## Set problem
Copy the entries below word for word, from their beginning through the line containing "The vertical support", with that line included.

□ □ □

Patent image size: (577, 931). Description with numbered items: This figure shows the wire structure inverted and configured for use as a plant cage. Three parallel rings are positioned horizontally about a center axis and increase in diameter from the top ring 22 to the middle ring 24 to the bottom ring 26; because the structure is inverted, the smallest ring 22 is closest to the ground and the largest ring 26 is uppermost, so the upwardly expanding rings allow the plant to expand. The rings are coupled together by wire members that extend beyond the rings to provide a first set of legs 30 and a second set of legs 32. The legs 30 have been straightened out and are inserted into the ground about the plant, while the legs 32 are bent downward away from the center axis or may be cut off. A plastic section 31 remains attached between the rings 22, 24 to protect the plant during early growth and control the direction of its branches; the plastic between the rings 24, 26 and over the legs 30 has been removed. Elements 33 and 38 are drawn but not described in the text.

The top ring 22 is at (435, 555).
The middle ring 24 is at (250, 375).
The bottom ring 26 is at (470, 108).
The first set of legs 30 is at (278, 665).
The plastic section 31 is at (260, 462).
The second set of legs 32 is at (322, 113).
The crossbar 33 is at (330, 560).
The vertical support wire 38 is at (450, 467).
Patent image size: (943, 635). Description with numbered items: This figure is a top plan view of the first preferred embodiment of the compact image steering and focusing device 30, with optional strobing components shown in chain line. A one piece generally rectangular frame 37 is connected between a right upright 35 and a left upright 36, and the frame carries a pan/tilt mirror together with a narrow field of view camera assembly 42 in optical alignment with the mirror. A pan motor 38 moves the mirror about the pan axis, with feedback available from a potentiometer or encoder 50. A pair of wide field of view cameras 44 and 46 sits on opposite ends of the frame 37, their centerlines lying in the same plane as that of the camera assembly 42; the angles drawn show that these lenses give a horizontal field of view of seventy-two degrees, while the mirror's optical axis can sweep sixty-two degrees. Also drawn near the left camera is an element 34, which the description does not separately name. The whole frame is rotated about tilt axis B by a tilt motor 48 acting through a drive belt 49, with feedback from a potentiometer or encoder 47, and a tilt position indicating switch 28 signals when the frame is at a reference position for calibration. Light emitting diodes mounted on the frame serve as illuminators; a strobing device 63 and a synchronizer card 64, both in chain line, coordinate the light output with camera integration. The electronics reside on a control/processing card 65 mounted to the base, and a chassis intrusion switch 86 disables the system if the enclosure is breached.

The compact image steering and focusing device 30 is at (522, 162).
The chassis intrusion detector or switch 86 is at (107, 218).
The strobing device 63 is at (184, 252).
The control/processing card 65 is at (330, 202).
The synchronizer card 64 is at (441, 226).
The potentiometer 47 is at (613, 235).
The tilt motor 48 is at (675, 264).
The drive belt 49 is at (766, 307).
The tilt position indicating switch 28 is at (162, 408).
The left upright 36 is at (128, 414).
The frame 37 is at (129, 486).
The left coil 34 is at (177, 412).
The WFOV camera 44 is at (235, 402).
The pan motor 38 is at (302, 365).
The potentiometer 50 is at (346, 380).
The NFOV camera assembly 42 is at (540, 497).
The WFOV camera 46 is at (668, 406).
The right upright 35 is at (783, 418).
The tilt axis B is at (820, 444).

□ □ □

## Response
Patent image size: (577, 931). Description with numbered items: This figure shows the wire structure inverted and configured for use as a plant cage. Three parallel rings are positioned horizontally about a center axis and increase in diameter from the top ring 22 to the middle ring 24 to the bottom ring 26; because the structure is inverted, the smallest ring 22 is closest to the ground and the largest ring 26 is uppermost, so the upwardly expanding rings allow the plant to expand. The rings are coupled together by wire members that extend beyond the rings to provide a first set of legs 30 and a second set of legs 32. The legs 30 have been straightened out and are inserted into the ground about the plant, while the legs 32 are bent downward away from the center axis or may be cut off. A plastic section 31 remains attached between the rings 22, 24 to protect the plant during early growth and control the direction of its branches; the plastic between the rings 24, 26 and over the legs 30 has been removed. Elements 33 and 38 are drawn but not described in the text.

The top ring 22 is at (435, 555).
The middle ring 24 is at (250, 375).
The bottom ring 26 is at (470, 108).
The first set of legs 30 is at (278, 665).
The plastic section 31 is at (260, 462).
The second set of legs 32 is at (322, 113).
The crossbar 33 is at (330, 560).
The vertical support wire 38 is at (450, 467).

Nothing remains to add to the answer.